§ **Exercise brief**
Reply only with how many lines contain the word "JSON".

Figure dataset records

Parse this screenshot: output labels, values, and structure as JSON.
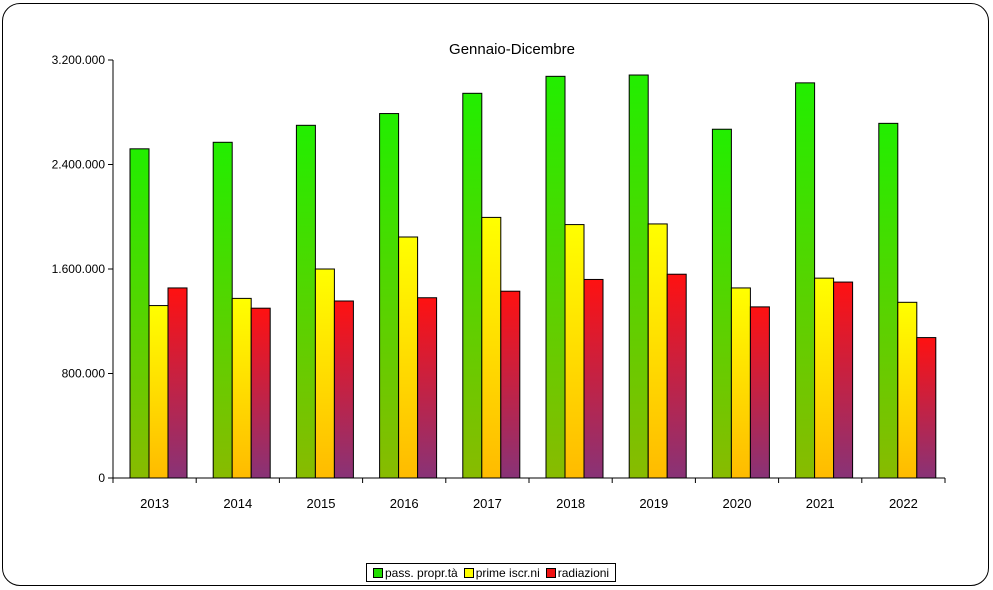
{
  "chart_data": {
    "type": "bar",
    "title": "Gennaio-Dicembre",
    "xlabel": "",
    "ylabel": "",
    "categories": [
      "2013",
      "2014",
      "2015",
      "2016",
      "2017",
      "2018",
      "2019",
      "2020",
      "2021",
      "2022"
    ],
    "series": [
      {
        "name": "pass. propr.tà",
        "color": "#22dd00",
        "values": [
          2520000,
          2570000,
          2700000,
          2790000,
          2945000,
          3075000,
          3085000,
          2670000,
          3025000,
          2715000
        ]
      },
      {
        "name": "prime iscr.ni",
        "color": "#ffff00",
        "values": [
          1320000,
          1375000,
          1600000,
          1845000,
          1995000,
          1940000,
          1945000,
          1455000,
          1530000,
          1345000
        ]
      },
      {
        "name": "radiazioni",
        "color": "#ee1111",
        "values": [
          1455000,
          1300000,
          1355000,
          1380000,
          1430000,
          1520000,
          1560000,
          1310000,
          1500000,
          1075000
        ]
      }
    ],
    "yticks": [
      "0",
      "800.000",
      "1.600.000",
      "2.400.000",
      "3.200.000"
    ],
    "ylim": [
      0,
      3200000
    ],
    "grid": false,
    "legend_position": "bottom"
  }
}
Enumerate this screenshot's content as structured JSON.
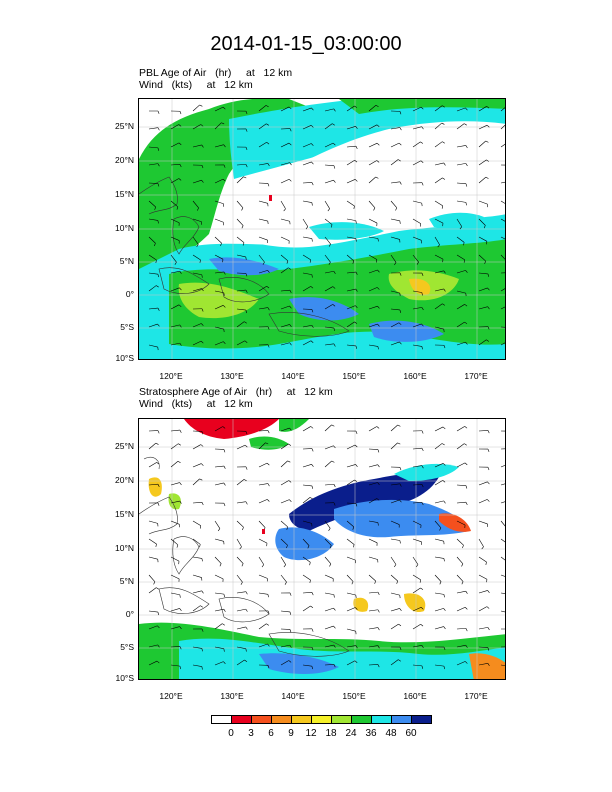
{
  "title": "2014-01-15_03:00:00",
  "panels": [
    {
      "id": "pbl",
      "label_line1": "PBL Age of Air   (hr)     at   12 km",
      "label_line2": "Wind   (kts)     at   12 km"
    },
    {
      "id": "strat",
      "label_line1": "Stratosphere Age of Air   (hr)     at   12 km",
      "label_line2": "Wind   (kts)     at   12 km"
    }
  ],
  "lat_ticks": [
    "25°N",
    "20°N",
    "15°N",
    "10°N",
    "5°N",
    "0°",
    "5°S",
    "10°S"
  ],
  "lon_ticks": [
    "120°E",
    "130°E",
    "140°E",
    "150°E",
    "160°E",
    "170°E"
  ],
  "colorbar": {
    "labels": [
      "0",
      "3",
      "6",
      "9",
      "12",
      "18",
      "24",
      "36",
      "48",
      "60"
    ],
    "colors": [
      "#ffffff",
      "#e8001e",
      "#f5501e",
      "#f58c1e",
      "#f5c81e",
      "#f5f028",
      "#a0e632",
      "#1ec832",
      "#1ee6e6",
      "#3c8cf0",
      "#0a1e8c"
    ]
  }
}
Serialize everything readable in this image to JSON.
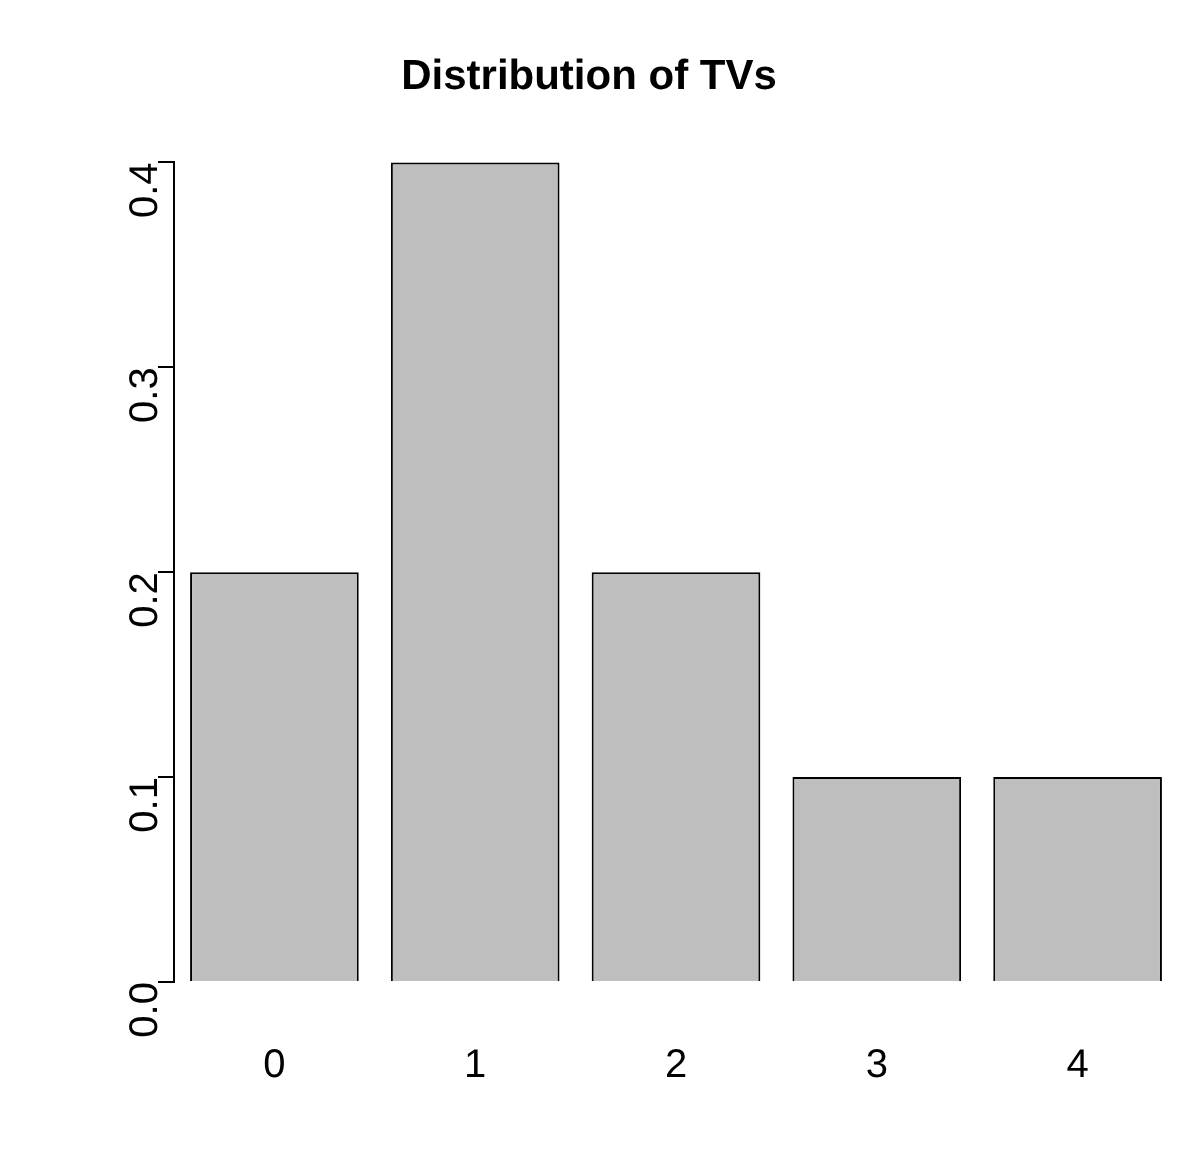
{
  "chart_data": {
    "type": "bar",
    "title": "Distribution of TVs",
    "categories": [
      "0",
      "1",
      "2",
      "3",
      "4"
    ],
    "values": [
      0.2,
      0.4,
      0.2,
      0.1,
      0.1
    ],
    "color": "#bebebe",
    "ylim": [
      0,
      0.4
    ],
    "yticks": [
      {
        "value": 0,
        "label": "0.0"
      },
      {
        "value": 0.1,
        "label": "0.1"
      },
      {
        "value": 0.2,
        "label": "0.2"
      },
      {
        "value": 0.3,
        "label": "0.3"
      },
      {
        "value": 0.4,
        "label": "0.4"
      }
    ],
    "grid": false,
    "legend": false
  }
}
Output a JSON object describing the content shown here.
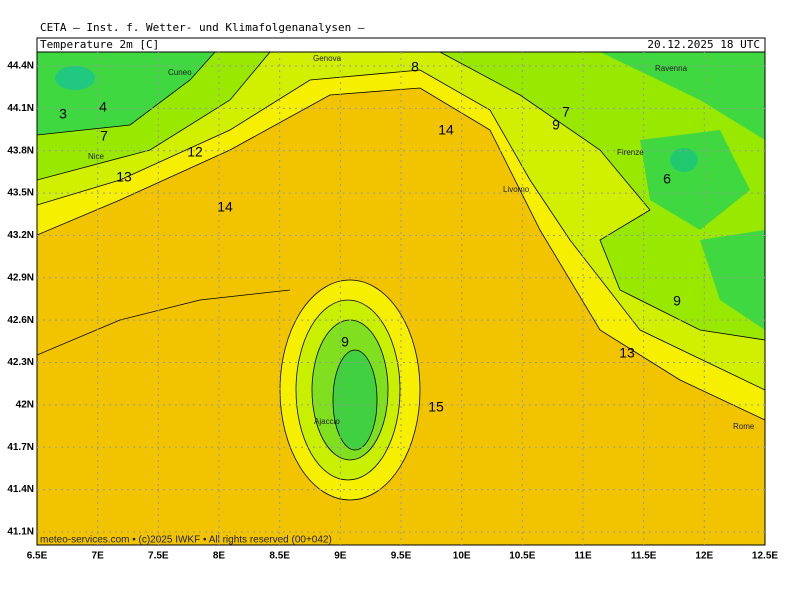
{
  "header": {
    "title": "CETA — Inst. f. Wetter- und Klimafolgenanalysen —",
    "variable": "Temperature 2m [C]",
    "valid_time": "20.12.2025 18 UTC"
  },
  "footer": "meteo-services.com • (c)2025 IWKF • All rights reserved (00+042)",
  "axes": {
    "x": [
      "6.5E",
      "7E",
      "7.5E",
      "8E",
      "8.5E",
      "9E",
      "9.5E",
      "10E",
      "10.5E",
      "11E",
      "11.5E",
      "12E",
      "12.5E"
    ],
    "y": [
      "44.4N",
      "44.1N",
      "43.8N",
      "43.5N",
      "43.2N",
      "42.9N",
      "42.6N",
      "42.3N",
      "42N",
      "41.7N",
      "41.4N",
      "41.1N"
    ]
  },
  "cities": [
    "Cuneo",
    "Genova",
    "Ravenna",
    "Nice",
    "Firenze",
    "Livorno",
    "Ajaccio",
    "Rome"
  ],
  "contour_labels": [
    3,
    4,
    7,
    12,
    13,
    14,
    8,
    14,
    7,
    9,
    6,
    9,
    13,
    9,
    15
  ]
}
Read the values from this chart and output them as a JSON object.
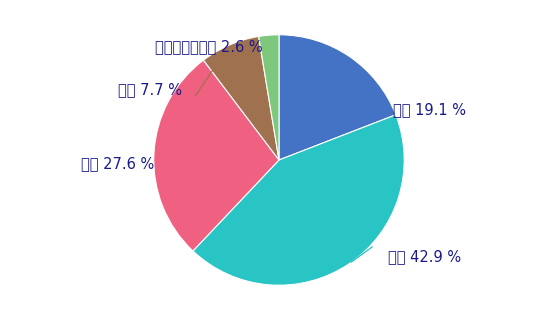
{
  "labels": [
    "大一",
    "大二",
    "大三",
    "大四",
    "已毕业及研究生"
  ],
  "values": [
    19.1,
    42.9,
    27.6,
    7.7,
    2.6
  ],
  "colors": [
    "#4472C4",
    "#29C4C4",
    "#F06080",
    "#A0714F",
    "#7DC87D"
  ],
  "line_colors": [
    "#4472C4",
    "#29C4C4",
    "#F06080",
    "#A0714F",
    "#7DC87D"
  ],
  "background_color": "#ffffff",
  "startangle": 90,
  "font_size": 10.5,
  "text_color": "#1a1a8c"
}
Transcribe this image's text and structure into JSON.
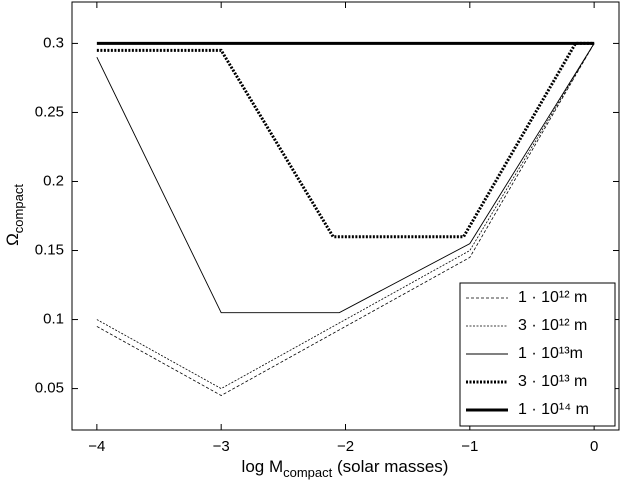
{
  "chart_data": {
    "type": "line",
    "xlabel": "log M",
    "xlabel_sub": "compact",
    "xlabel_tail": " (solar masses)",
    "ylabel": "Ω",
    "ylabel_sub": "compact",
    "xlim": [
      -4.2,
      0.2
    ],
    "ylim": [
      0.02,
      0.33
    ],
    "xticks": [
      {
        "value": -4,
        "label": "−4"
      },
      {
        "value": -3,
        "label": "−3"
      },
      {
        "value": -2,
        "label": "−2"
      },
      {
        "value": -1,
        "label": "−1"
      },
      0
    ],
    "yticks": [
      0.05,
      0.1,
      0.15,
      0.2,
      0.25,
      0.3
    ],
    "grid": false,
    "legend": "lower right",
    "series": [
      {
        "name": "1 · 10¹² m",
        "color": "#000000",
        "width": 0.8,
        "dash": "3,2",
        "x": [
          -4,
          -3,
          -1,
          0
        ],
        "y": [
          0.095,
          0.045,
          0.145,
          0.3
        ]
      },
      {
        "name": "3 · 10¹² m",
        "color": "#000000",
        "width": 0.8,
        "dash": "2,1.5",
        "x": [
          -4,
          -3,
          -1,
          0
        ],
        "y": [
          0.1,
          0.05,
          0.15,
          0.3
        ]
      },
      {
        "name": "1 · 10¹³m",
        "color": "#000000",
        "width": 0.9,
        "dash": "none",
        "x": [
          -4,
          -3,
          -2.05,
          -1,
          0
        ],
        "y": [
          0.29,
          0.105,
          0.105,
          0.155,
          0.3
        ]
      },
      {
        "name": "3 · 10¹³ m",
        "color": "#000000",
        "width": 3,
        "dash": "2,1.5",
        "x": [
          -4,
          -3,
          -2.1,
          -1.05,
          -0.15,
          0
        ],
        "y": [
          0.295,
          0.295,
          0.16,
          0.16,
          0.3,
          0.3
        ]
      },
      {
        "name": "1 · 10¹⁴ m",
        "color": "#000000",
        "width": 3,
        "dash": "none",
        "x": [
          -4,
          0
        ],
        "y": [
          0.3,
          0.3
        ]
      }
    ]
  }
}
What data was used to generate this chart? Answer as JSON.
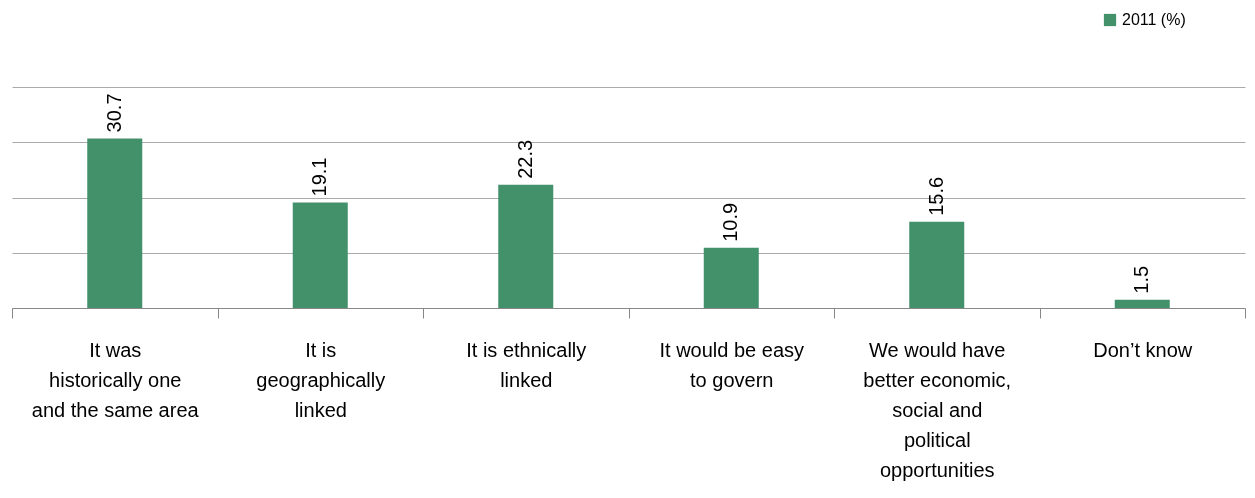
{
  "chart_data": {
    "type": "bar",
    "categories": [
      "It was historically one and the same area",
      "It is geographically linked",
      "It is ethnically linked",
      "It would be easy to govern",
      "We would have better economic, social and political opportunities",
      "Don’t know"
    ],
    "series": [
      {
        "name": "2011 (%)",
        "color": "#43916b",
        "values": [
          30.7,
          19.1,
          22.3,
          10.9,
          15.6,
          1.5
        ]
      }
    ],
    "ylim": [
      0,
      40
    ],
    "yticks": [
      {
        "value": 0,
        "label": null
      },
      {
        "value": 10,
        "label": null
      },
      {
        "value": 20,
        "label": null
      },
      {
        "value": 30,
        "label": null
      },
      {
        "value": 40,
        "label": null
      }
    ],
    "grid": "y",
    "legend": "top right",
    "data_labels": true,
    "tick_labels": "x"
  }
}
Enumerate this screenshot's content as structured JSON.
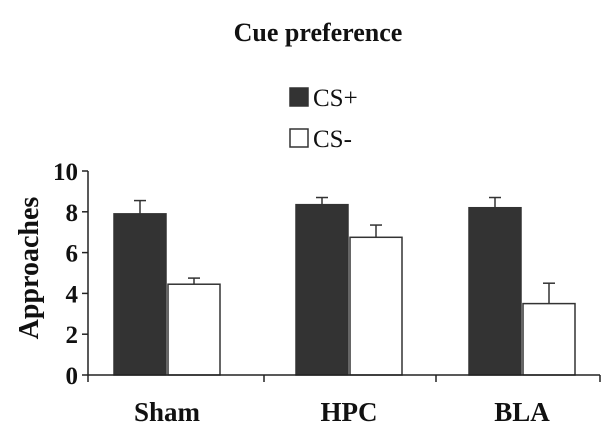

§ **Solution to the problem**
8